## MATERIALS PROVIDED
★ ★ ★ ★ ★

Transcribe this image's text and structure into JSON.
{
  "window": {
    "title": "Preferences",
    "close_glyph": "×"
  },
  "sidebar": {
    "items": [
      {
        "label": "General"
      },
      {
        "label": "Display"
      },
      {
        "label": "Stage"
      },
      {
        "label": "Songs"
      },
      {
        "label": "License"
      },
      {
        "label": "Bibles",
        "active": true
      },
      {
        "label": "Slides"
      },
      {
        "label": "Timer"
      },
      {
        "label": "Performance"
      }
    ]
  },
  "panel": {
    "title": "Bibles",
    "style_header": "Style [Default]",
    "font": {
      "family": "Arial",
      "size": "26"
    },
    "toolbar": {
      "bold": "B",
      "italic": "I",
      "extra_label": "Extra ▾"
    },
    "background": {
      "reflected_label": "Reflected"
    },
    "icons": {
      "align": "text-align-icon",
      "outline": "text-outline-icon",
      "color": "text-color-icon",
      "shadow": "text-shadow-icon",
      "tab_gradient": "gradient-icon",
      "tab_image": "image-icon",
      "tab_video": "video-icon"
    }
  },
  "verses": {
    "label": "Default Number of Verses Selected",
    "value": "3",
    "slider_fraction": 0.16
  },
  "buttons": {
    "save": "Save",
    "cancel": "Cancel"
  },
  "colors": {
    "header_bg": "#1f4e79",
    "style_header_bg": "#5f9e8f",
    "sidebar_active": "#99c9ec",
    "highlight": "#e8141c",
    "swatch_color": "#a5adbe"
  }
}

★ ★ ★ ★ ★

## INSTRUCTIONS TO FOLLOW
Please set down the whole listing above without altering a single line.

## EXERCISE RESPONSE
Transcribe this image's text and structure into JSON.
{
  "window": {
    "title": "Preferences",
    "close_glyph": "×"
  },
  "sidebar": {
    "items": [
      {
        "label": "General"
      },
      {
        "label": "Display"
      },
      {
        "label": "Stage"
      },
      {
        "label": "Songs"
      },
      {
        "label": "License"
      },
      {
        "label": "Bibles",
        "active": true
      },
      {
        "label": "Slides"
      },
      {
        "label": "Timer"
      },
      {
        "label": "Performance"
      }
    ]
  },
  "panel": {
    "title": "Bibles",
    "style_header": "Style [Default]",
    "font": {
      "family": "Arial",
      "size": "26"
    },
    "toolbar": {
      "bold": "B",
      "italic": "I",
      "extra_label": "Extra ▾"
    },
    "background": {
      "reflected_label": "Reflected"
    },
    "icons": {
      "align": "text-align-icon",
      "outline": "text-outline-icon",
      "color": "text-color-icon",
      "shadow": "text-shadow-icon",
      "tab_gradient": "gradient-icon",
      "tab_image": "image-icon",
      "tab_video": "video-icon"
    }
  },
  "verses": {
    "label": "Default Number of Verses Selected",
    "value": "3",
    "slider_fraction": 0.16
  },
  "buttons": {
    "save": "Save",
    "cancel": "Cancel"
  },
  "colors": {
    "header_bg": "#1f4e79",
    "style_header_bg": "#5f9e8f",
    "sidebar_active": "#99c9ec",
    "highlight": "#e8141c",
    "swatch_color": "#a5adbe"
  }
}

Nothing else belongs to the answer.